══ Information shown
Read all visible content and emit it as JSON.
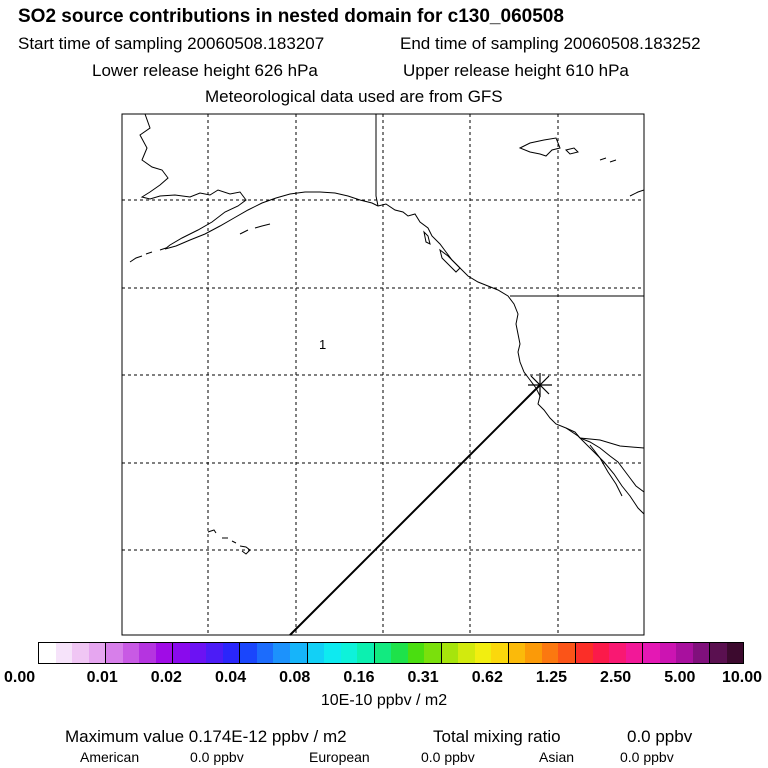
{
  "header": {
    "title": "SO2 source contributions in nested domain for c130_060508",
    "start_time": "Start time of sampling 20060508.183207",
    "end_time": "End time of sampling 20060508.183252",
    "lower_release": "Lower release height  626 hPa",
    "upper_release": "Upper release height  610 hPa",
    "met_data": "Meteorological data used are from GFS"
  },
  "map": {
    "label": "1",
    "marker": "sampling-location"
  },
  "colorbar": {
    "colors": [
      "#ffffff",
      "#f6e3fa",
      "#f0c6f4",
      "#e6a6f0",
      "#d77fea",
      "#c85ae4",
      "#b534e0",
      "#a00ce6",
      "#8a0aed",
      "#6c12f3",
      "#4c1cf6",
      "#2a26fb",
      "#1a46fc",
      "#1c6cfc",
      "#1c92fc",
      "#16b4fa",
      "#12d0f6",
      "#0eeaf0",
      "#0ef2da",
      "#0cf0b0",
      "#12ea80",
      "#1ee24a",
      "#4ade10",
      "#7ae00c",
      "#a6e40c",
      "#d2ea0e",
      "#f2ee10",
      "#fbd80c",
      "#fbba0a",
      "#fb9a08",
      "#fb7810",
      "#fb5418",
      "#fb2e28",
      "#fb1a4a",
      "#f91872",
      "#f21898",
      "#e418b4",
      "#cc14b2",
      "#a8109e",
      "#80107c",
      "#5a1050",
      "#3c0a2e"
    ],
    "ticks": [
      "0.00",
      "0.01",
      "0.02",
      "0.04",
      "0.08",
      "0.16",
      "0.31",
      "0.62",
      "1.25",
      "2.50",
      "5.00",
      "10.00"
    ],
    "units": "10E-10 ppbv / m2"
  },
  "stats": {
    "max_value": "Maximum value  0.174E-12 ppbv / m2",
    "total_mixing": "Total mixing ratio",
    "total_value": "0.0 ppbv",
    "american_label": "American",
    "american_value": "0.0 ppbv",
    "european_label": "European",
    "european_value": "0.0 ppbv",
    "asian_label": "Asian",
    "asian_value": "0.0 ppbv"
  }
}
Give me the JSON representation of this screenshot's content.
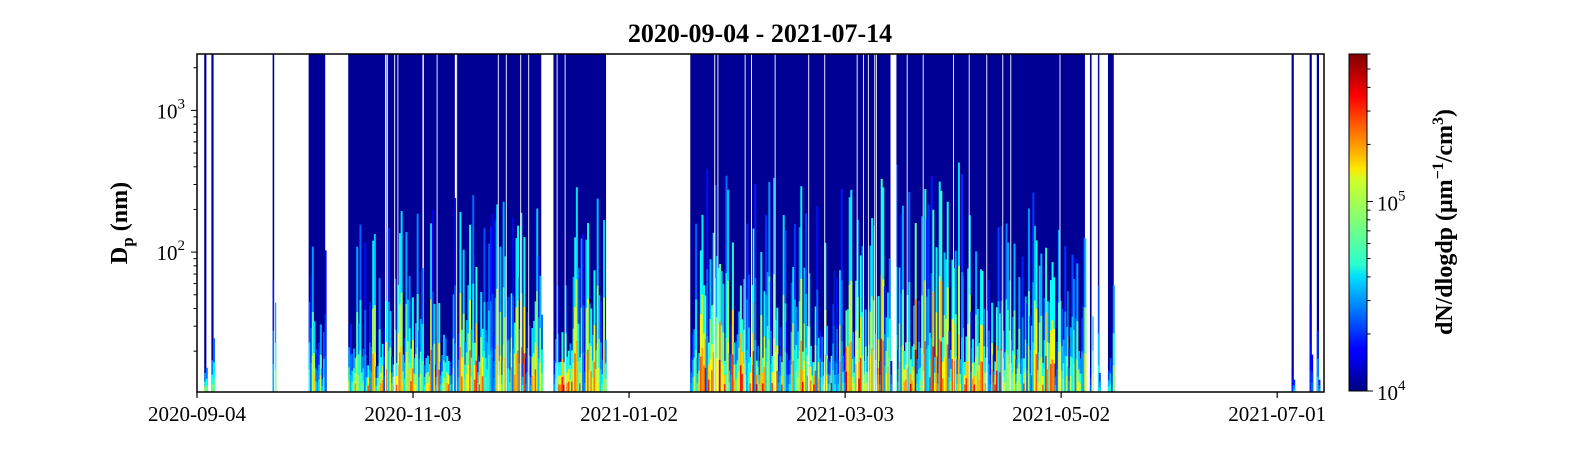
{
  "chart_data": {
    "type": "heatmap",
    "title": "2020-09-04 - 2021-07-14",
    "xlabel": "",
    "ylabel": "D",
    "ylabel_sub": "p",
    "ylabel_unit": " (nm)",
    "x_tick_labels": [
      "2020-09-04",
      "2020-11-03",
      "2021-01-02",
      "2021-03-03",
      "2021-05-02",
      "2021-07-01"
    ],
    "x_tick_dates": [
      "2020-09-04",
      "2020-11-03",
      "2021-01-02",
      "2021-03-03",
      "2021-05-02",
      "2021-07-01"
    ],
    "xlim": [
      "2020-09-04",
      "2021-07-14"
    ],
    "y_scale": "log",
    "ylim": [
      10.3,
      2500
    ],
    "y_ticks": [
      {
        "value": 100,
        "base": "10",
        "exp": "2"
      },
      {
        "value": 1000,
        "base": "10",
        "exp": "3"
      }
    ],
    "colorbar": {
      "label_main": "dN/dlogdp (μm",
      "label_exp1": "−1",
      "label_mid": "/cm",
      "label_exp2": "3",
      "label_end": ")",
      "scale": "log",
      "range": [
        10000,
        600000
      ],
      "ticks": [
        {
          "value": 10000,
          "base": "10",
          "exp": "4"
        },
        {
          "value": 100000,
          "base": "10",
          "exp": "5"
        }
      ],
      "colormap": "jet"
    },
    "data_periods": [
      {
        "start": "2020-09-06",
        "end": "2020-09-06",
        "intensity": 0.3
      },
      {
        "start": "2020-09-08",
        "end": "2020-09-08",
        "intensity": 0.3
      },
      {
        "start": "2020-09-25",
        "end": "2020-09-25",
        "intensity": 0.4
      },
      {
        "start": "2020-10-05",
        "end": "2020-10-09",
        "intensity": 0.45
      },
      {
        "start": "2020-10-16",
        "end": "2020-10-26",
        "intensity": 0.55
      },
      {
        "start": "2020-10-27",
        "end": "2020-11-05",
        "intensity": 0.6
      },
      {
        "start": "2020-11-06",
        "end": "2020-11-14",
        "intensity": 0.6
      },
      {
        "start": "2020-11-15",
        "end": "2020-12-01",
        "intensity": 0.65
      },
      {
        "start": "2020-12-01",
        "end": "2020-12-08",
        "intensity": 0.6
      },
      {
        "start": "2020-12-12",
        "end": "2020-12-26",
        "intensity": 0.7
      },
      {
        "start": "2021-01-19",
        "end": "2021-02-07",
        "intensity": 0.75
      },
      {
        "start": "2021-02-07",
        "end": "2021-02-28",
        "intensity": 0.7
      },
      {
        "start": "2021-02-28",
        "end": "2021-03-15",
        "intensity": 0.75
      },
      {
        "start": "2021-03-17",
        "end": "2021-04-05",
        "intensity": 0.8
      },
      {
        "start": "2021-04-05",
        "end": "2021-04-24",
        "intensity": 0.7
      },
      {
        "start": "2021-04-24",
        "end": "2021-05-04",
        "intensity": 0.65
      },
      {
        "start": "2021-05-04",
        "end": "2021-05-08",
        "intensity": 0.45
      },
      {
        "start": "2021-05-10",
        "end": "2021-05-10",
        "intensity": 0.3
      },
      {
        "start": "2021-05-12",
        "end": "2021-05-12",
        "intensity": 0.3
      },
      {
        "start": "2021-05-15",
        "end": "2021-05-16",
        "intensity": 0.4
      },
      {
        "start": "2021-07-05",
        "end": "2021-07-05",
        "intensity": 0.05
      },
      {
        "start": "2021-07-10",
        "end": "2021-07-10",
        "intensity": 0.05
      },
      {
        "start": "2021-07-12",
        "end": "2021-07-12",
        "intensity": 0.05
      }
    ]
  }
}
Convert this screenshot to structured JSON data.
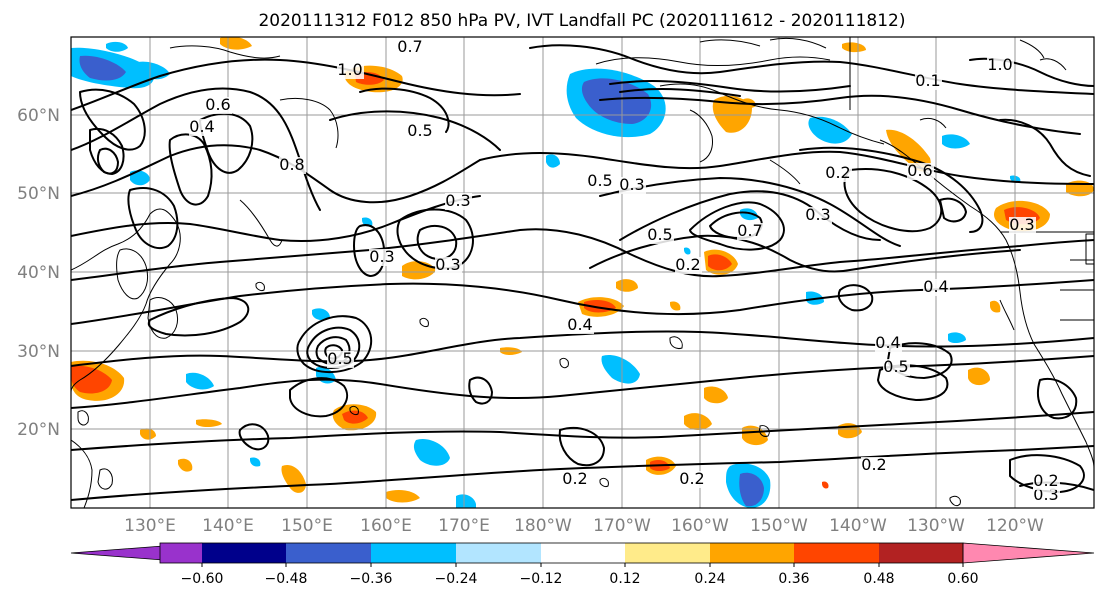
════
**Given task**
Omit the pictures and restate the rest of the records verbatim.

**Solved problem**
Read all visible content and emit it as JSON.
{
  "header": {
    "title": "SO2 source contributions in nested domain for c130_060508",
    "start_time": "Start time of sampling 20060508.183207",
    "end_time": "End time of sampling 20060508.183252",
    "lower_release": "Lower release height  626 hPa",
    "upper_release": "Upper release height  610 hPa",
    "met_data": "Meteorological data used are from GFS"
  },
  "map": {
    "label": "1",
    "marker": "sampling-location"
  },
  "colorbar": {
    "colors": [
      "#ffffff",
      "#f6e3fa",
      "#f0c6f4",
      "#e6a6f0",
      "#d77fea",
      "#c85ae4",
      "#b534e0",
      "#a00ce6",
      "#8a0aed",
      "#6c12f3",
      "#4c1cf6",
      "#2a26fb",
      "#1a46fc",
      "#1c6cfc",
      "#1c92fc",
      "#16b4fa",
      "#12d0f6",
      "#0eeaf0",
      "#0ef2da",
      "#0cf0b0",
      "#12ea80",
      "#1ee24a",
      "#4ade10",
      "#7ae00c",
      "#a6e40c",
      "#d2ea0e",
      "#f2ee10",
      "#fbd80c",
      "#fbba0a",
      "#fb9a08",
      "#fb7810",
      "#fb5418",
      "#fb2e28",
      "#fb1a4a",
      "#f91872",
      "#f21898",
      "#e418b4",
      "#cc14b2",
      "#a8109e",
      "#80107c",
      "#5a1050",
      "#3c0a2e"
    ],
    "ticks": [
      "0.00",
      "0.01",
      "0.02",
      "0.04",
      "0.08",
      "0.16",
      "0.31",
      "0.62",
      "1.25",
      "2.50",
      "5.00",
      "10.00"
    ],
    "units": "10E-10 ppbv / m2"
  },
  "stats": {
    "max_value": "Maximum value  0.174E-12 ppbv / m2",
    "total_mixing": "Total mixing ratio",
    "total_value": "0.0 ppbv",
    "american_label": "American",
    "american_value": "0.0 ppbv",
    "european_label": "European",
    "european_value": "0.0 ppbv",
    "asian_label": "Asian",
    "asian_value": "0.0 ppbv"
  }
}
Give me the JSON representation of this screenshot's content.
{
  "chart_data": {
    "type": "heatmap",
    "title": "2020-09-04 - 2021-07-14",
    "xlabel": "",
    "ylabel": "D",
    "ylabel_sub": "p",
    "ylabel_unit": " (nm)",
    "x_tick_labels": [
      "2020-09-04",
      "2020-11-03",
      "2021-01-02",
      "2021-03-03",
      "2021-05-02",
      "2021-07-01"
    ],
    "x_tick_dates": [
      "2020-09-04",
      "2020-11-03",
      "2021-01-02",
      "2021-03-03",
      "2021-05-02",
      "2021-07-01"
    ],
    "xlim": [
      "2020-09-04",
      "2021-07-14"
    ],
    "y_scale": "log",
    "ylim": [
      10.3,
      2500
    ],
    "y_ticks": [
      {
        "value": 100,
        "base": "10",
        "exp": "2"
      },
      {
        "value": 1000,
        "base": "10",
        "exp": "3"
      }
    ],
    "colorbar": {
      "label_main": "dN/dlogdp (μm",
      "label_exp1": "−1",
      "label_mid": "/cm",
      "label_exp2": "3",
      "label_end": ")",
      "scale": "log",
      "range": [
        10000,
        600000
      ],
      "ticks": [
        {
          "value": 10000,
          "base": "10",
          "exp": "4"
        },
        {
          "value": 100000,
          "base": "10",
          "exp": "5"
        }
      ],
      "colormap": "jet"
    },
    "data_periods": [
      {
        "start": "2020-09-06",
        "end": "2020-09-06",
        "intensity": 0.3
      },
      {
        "start": "2020-09-08",
        "end": "2020-09-08",
        "intensity": 0.3
      },
      {
        "start": "2020-09-25",
        "end": "2020-09-25",
        "intensity": 0.4
      },
      {
        "start": "2020-10-05",
        "end": "2020-10-09",
        "intensity": 0.45
      },
      {
        "start": "2020-10-16",
        "end": "2020-10-26",
        "intensity": 0.55
      },
      {
        "start": "2020-10-27",
        "end": "2020-11-05",
        "intensity": 0.6
      },
      {
        "start": "2020-11-06",
        "end": "2020-11-14",
        "intensity": 0.6
      },
      {
        "start": "2020-11-15",
        "end": "2020-12-01",
        "intensity": 0.65
      },
      {
        "start": "2020-12-01",
        "end": "2020-12-08",
        "intensity": 0.6
      },
      {
        "start": "2020-12-12",
        "end": "2020-12-26",
        "intensity": 0.7
      },
      {
        "start": "2021-01-19",
        "end": "2021-02-07",
        "intensity": 0.75
      },
      {
        "start": "2021-02-07",
        "end": "2021-02-28",
        "intensity": 0.7
      },
      {
        "start": "2021-02-28",
        "end": "2021-03-15",
        "intensity": 0.75
      },
      {
        "start": "2021-03-17",
        "end": "2021-04-05",
        "intensity": 0.8
      },
      {
        "start": "2021-04-05",
        "end": "2021-04-24",
        "intensity": 0.7
      },
      {
        "start": "2021-04-24",
        "end": "2021-05-04",
        "intensity": 0.65
      },
      {
        "start": "2021-05-04",
        "end": "2021-05-08",
        "intensity": 0.45
      },
      {
        "start": "2021-05-10",
        "end": "2021-05-10",
        "intensity": 0.3
      },
      {
        "start": "2021-05-12",
        "end": "2021-05-12",
        "intensity": 0.3
      },
      {
        "start": "2021-05-15",
        "end": "2021-05-16",
        "intensity": 0.4
      },
      {
        "start": "2021-07-05",
        "end": "2021-07-05",
        "intensity": 0.05
      },
      {
        "start": "2021-07-10",
        "end": "2021-07-10",
        "intensity": 0.05
      },
      {
        "start": "2021-07-12",
        "end": "2021-07-12",
        "intensity": 0.05
      }
    ]
  }
}
Convert this screenshot to structured JSON data.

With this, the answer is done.